TASK DETAILS: Wherever a line holds the word "Cost", copy that line out.

MATERIAL PROVIDED:
"""

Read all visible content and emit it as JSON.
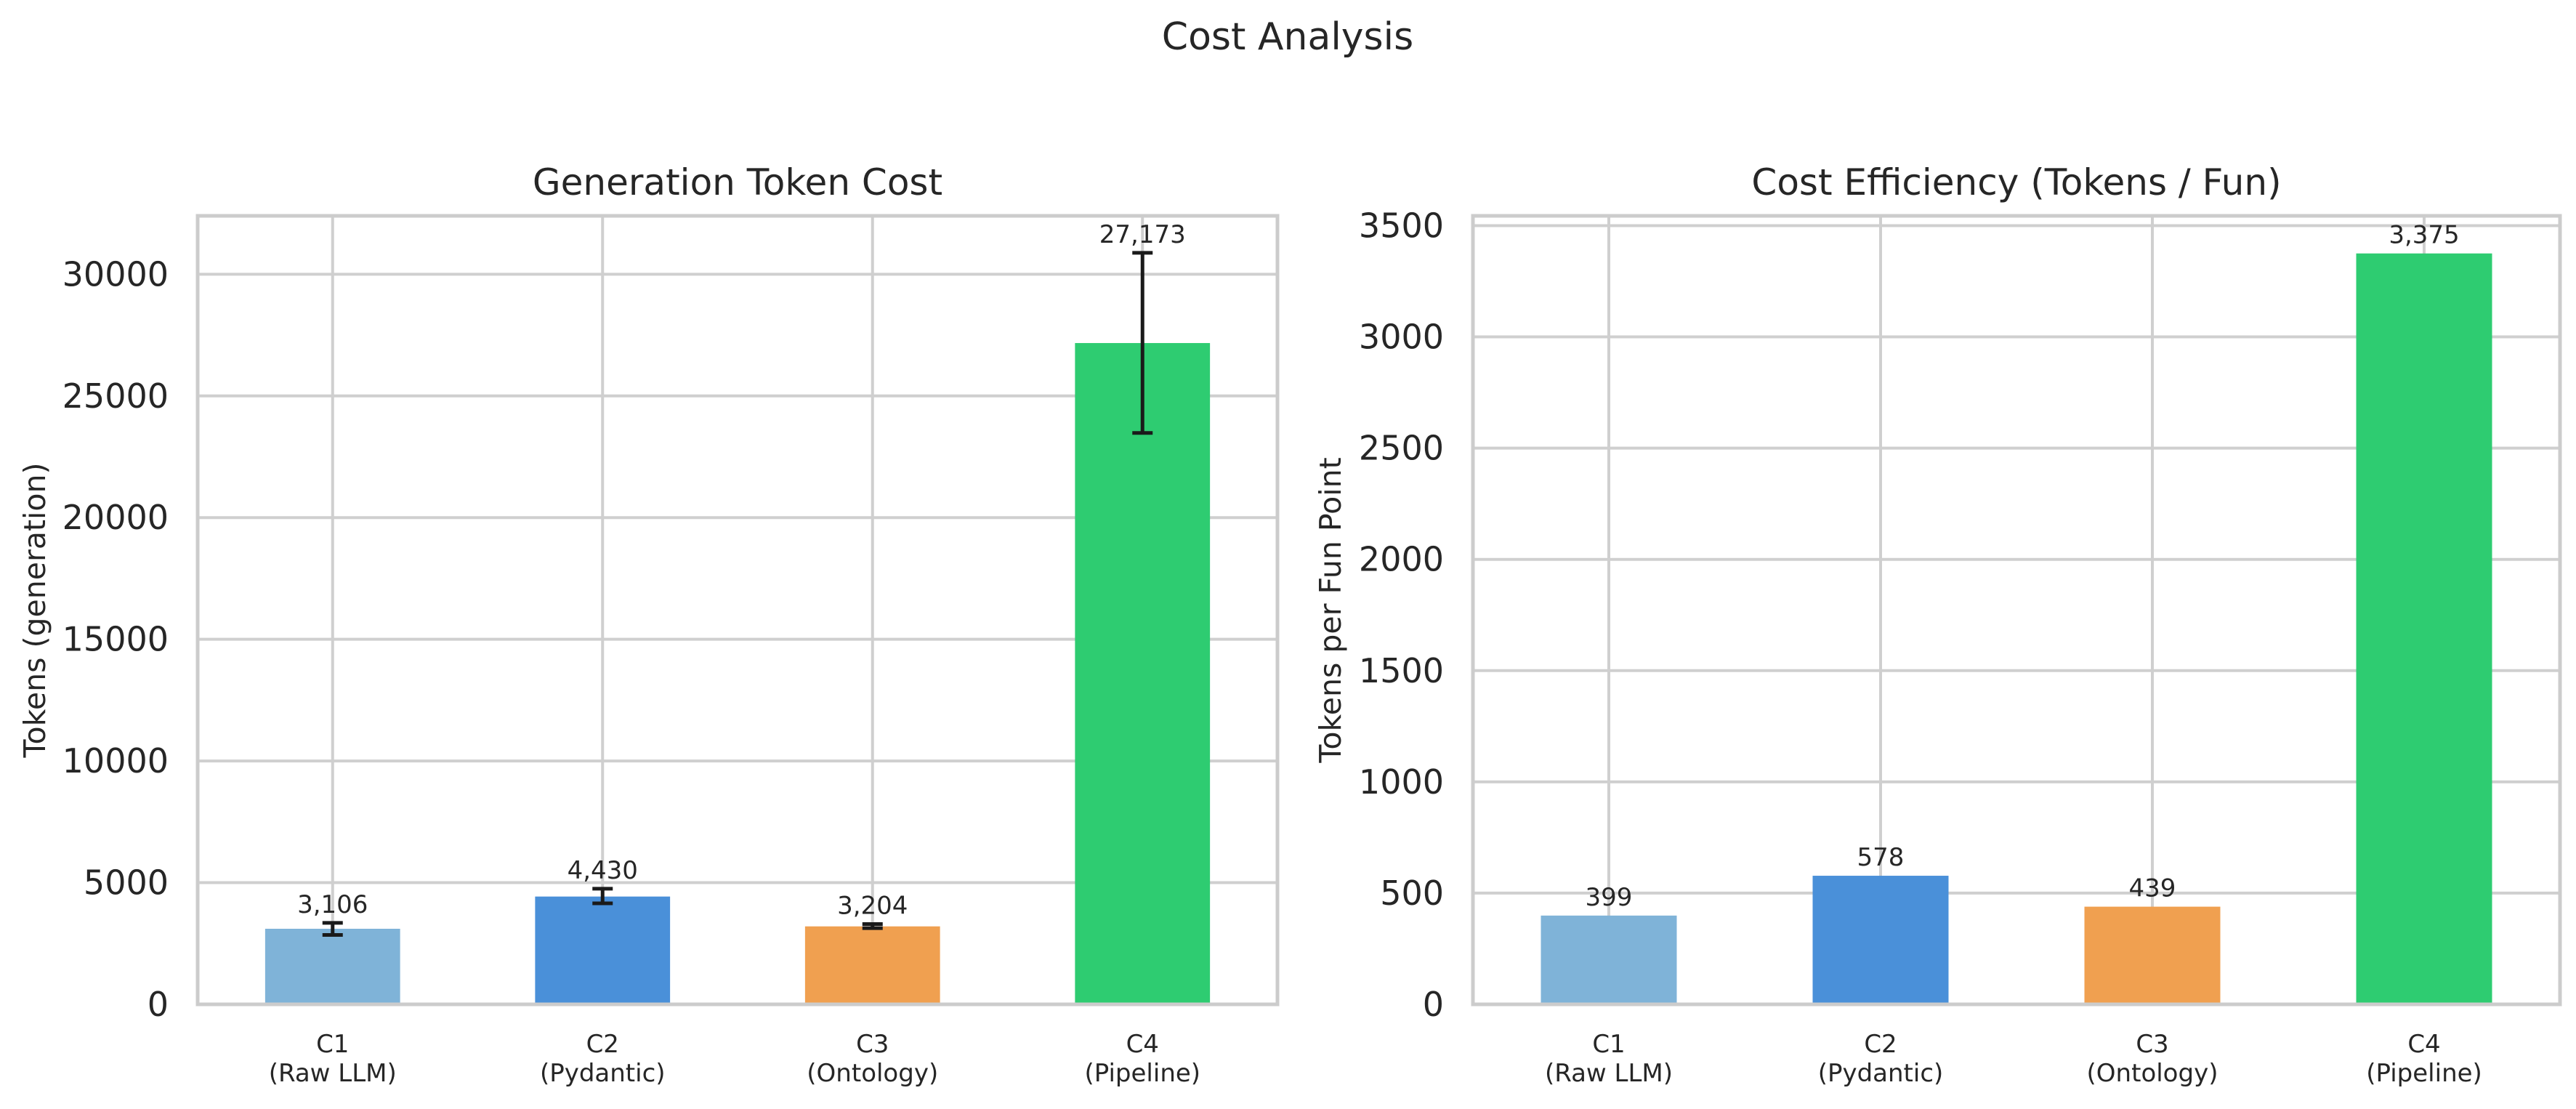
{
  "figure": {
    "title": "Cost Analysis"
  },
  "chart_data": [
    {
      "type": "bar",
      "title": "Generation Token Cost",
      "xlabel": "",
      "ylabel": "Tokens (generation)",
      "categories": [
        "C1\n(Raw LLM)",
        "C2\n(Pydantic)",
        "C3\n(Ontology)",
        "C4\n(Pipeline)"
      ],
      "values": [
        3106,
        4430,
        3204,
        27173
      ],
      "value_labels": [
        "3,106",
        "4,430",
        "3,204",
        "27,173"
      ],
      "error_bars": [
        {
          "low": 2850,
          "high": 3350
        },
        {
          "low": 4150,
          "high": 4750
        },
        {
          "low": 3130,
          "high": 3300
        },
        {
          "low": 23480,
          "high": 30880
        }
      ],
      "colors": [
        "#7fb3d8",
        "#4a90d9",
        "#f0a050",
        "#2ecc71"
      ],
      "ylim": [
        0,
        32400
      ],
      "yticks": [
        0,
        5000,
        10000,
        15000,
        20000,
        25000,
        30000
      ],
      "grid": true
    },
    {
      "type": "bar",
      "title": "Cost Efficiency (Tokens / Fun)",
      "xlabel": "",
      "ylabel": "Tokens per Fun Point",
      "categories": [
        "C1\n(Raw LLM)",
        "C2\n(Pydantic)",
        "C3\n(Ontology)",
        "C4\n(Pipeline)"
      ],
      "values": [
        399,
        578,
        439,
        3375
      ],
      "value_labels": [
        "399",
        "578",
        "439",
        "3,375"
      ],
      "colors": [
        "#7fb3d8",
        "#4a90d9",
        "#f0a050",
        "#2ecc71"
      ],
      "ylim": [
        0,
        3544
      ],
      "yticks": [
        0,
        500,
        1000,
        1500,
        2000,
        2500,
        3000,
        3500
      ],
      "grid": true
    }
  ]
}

"""

COMPLETED TASK:
    "title": "Cost Analysis"
      "title": "Generation Token Cost",
      "title": "Cost Efficiency (Tokens / Fun)",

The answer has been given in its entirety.